▸ **What needs to be done**:
Write the records out again exactly, leaving no images in.

--- Task input ---

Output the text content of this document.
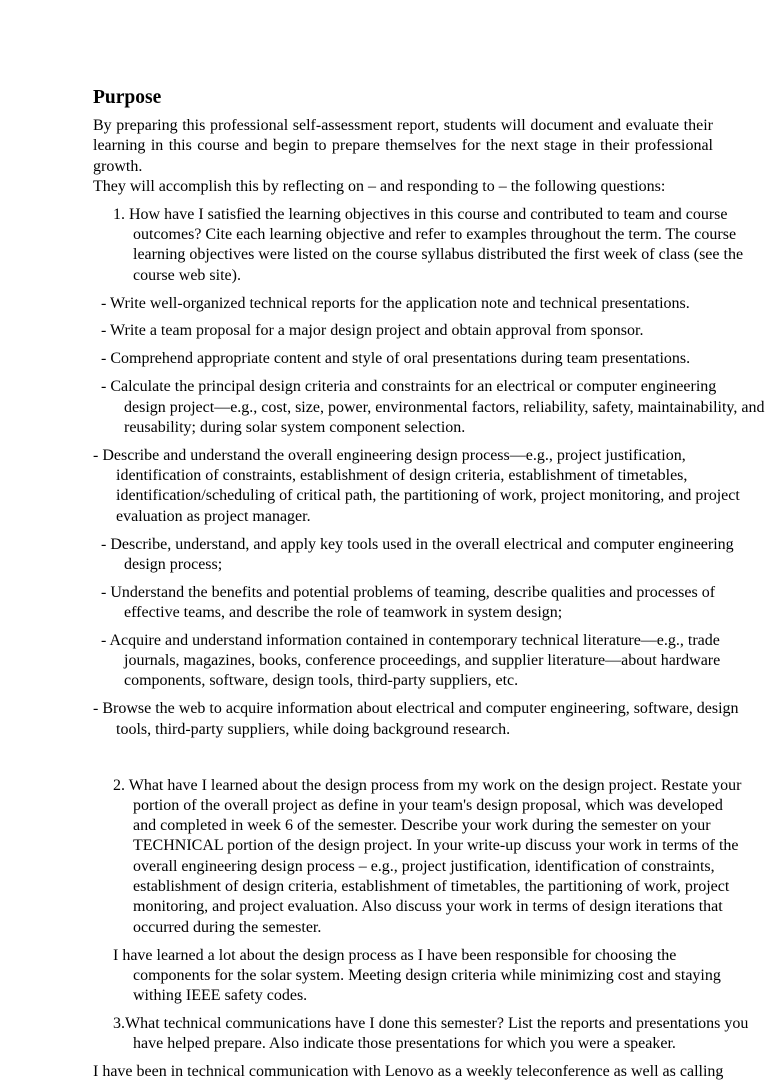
Purpose
By preparing this professional self-assessment report, students will document and evaluate their
learning in this course and begin to prepare themselves for the next stage in their professional growth.
They will accomplish this by reflecting on – and responding to – the following questions:
1. How have I satisfied the learning objectives in this course and contributed to team and course
outcomes? Cite each learning objective and refer to examples throughout the term. The course
learning objectives were listed on the course syllabus distributed the first week of class (see the
course web site).
- Write well-organized technical reports for the application note and technical presentations.
- Write a team proposal for a major design project and obtain approval from sponsor.
- Comprehend appropriate content and style of oral presentations during team presentations.
- Calculate the principal design criteria and constraints for an electrical or computer engineering
design project—e.g., cost, size, power, environmental factors, reliability, safety, maintainability, and
reusability; during solar system component selection.
- Describe and understand the overall engineering design process—e.g., project justification,
identification of constraints, establishment of design criteria, establishment of timetables,
identification/scheduling of critical path, the partitioning of work, project monitoring, and project
evaluation as project manager.
- Describe, understand, and apply key tools used in the overall electrical and computer engineering
design process;
- Understand the benefits and potential problems of teaming, describe qualities and processes of
effective teams, and describe the role of teamwork in system design;
- Acquire and understand information contained in contemporary technical literature—e.g., trade
journals, magazines, books, conference proceedings, and supplier literature—about hardware
components, software, design tools, third-party suppliers, etc.
- Browse the web to acquire information about electrical and computer engineering, software, design
tools, third-party suppliers, while doing background research.
2. What have I learned about the design process from my work on the design project. Restate your
portion of the overall project as define in your team's design proposal, which was developed
and completed in week 6 of the semester. Describe your work during the semester on your
TECHNICAL portion of the design project. In your write-up discuss your work in terms of the
overall engineering design process – e.g., project justification, identification of constraints,
establishment of design criteria, establishment of timetables, the partitioning of work, project
monitoring, and project evaluation. Also discuss your work in terms of design iterations that
occurred during the semester.
I have learned a lot about the design process as I have been responsible for choosing the
components for the solar system. Meeting design criteria while minimizing cost and staying
withing IEEE safety codes.
3.What technical communications have I done this semester? List the reports and presentations you
have helped prepare. Also indicate those presentations for which you were a speaker.
I have been in technical communication with Lenovo as a weekly teleconference as well as calling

---

▸ **Answer to this exercise**:
Output the text content of this document.
Purpose
By preparing this professional self-assessment report, students will document and evaluate their
learning in this course and begin to prepare themselves for the next stage in their professional growth.
They will accomplish this by reflecting on – and responding to – the following questions:
1. How have I satisfied the learning objectives in this course and contributed to team and course
outcomes? Cite each learning objective and refer to examples throughout the term. The course
learning objectives were listed on the course syllabus distributed the first week of class (see the
course web site).
- Write well-organized technical reports for the application note and technical presentations.
- Write a team proposal for a major design project and obtain approval from sponsor.
- Comprehend appropriate content and style of oral presentations during team presentations.
- Calculate the principal design criteria and constraints for an electrical or computer engineering
design project—e.g., cost, size, power, environmental factors, reliability, safety, maintainability, and
reusability; during solar system component selection.
- Describe and understand the overall engineering design process—e.g., project justification,
identification of constraints, establishment of design criteria, establishment of timetables,
identification/scheduling of critical path, the partitioning of work, project monitoring, and project
evaluation as project manager.
- Describe, understand, and apply key tools used in the overall electrical and computer engineering
design process;
- Understand the benefits and potential problems of teaming, describe qualities and processes of
effective teams, and describe the role of teamwork in system design;
- Acquire and understand information contained in contemporary technical literature—e.g., trade
journals, magazines, books, conference proceedings, and supplier literature—about hardware
components, software, design tools, third-party suppliers, etc.
- Browse the web to acquire information about electrical and computer engineering, software, design
tools, third-party suppliers, while doing background research.
2. What have I learned about the design process from my work on the design project. Restate your
portion of the overall project as define in your team's design proposal, which was developed
and completed in week 6 of the semester. Describe your work during the semester on your
TECHNICAL portion of the design project. In your write-up discuss your work in terms of the
overall engineering design process – e.g., project justification, identification of constraints,
establishment of design criteria, establishment of timetables, the partitioning of work, project
monitoring, and project evaluation. Also discuss your work in terms of design iterations that
occurred during the semester.
I have learned a lot about the design process as I have been responsible for choosing the
components for the solar system. Meeting design criteria while minimizing cost and staying
withing IEEE safety codes.
3.What technical communications have I done this semester? List the reports and presentations you
have helped prepare. Also indicate those presentations for which you were a speaker.
I have been in technical communication with Lenovo as a weekly teleconference as well as calling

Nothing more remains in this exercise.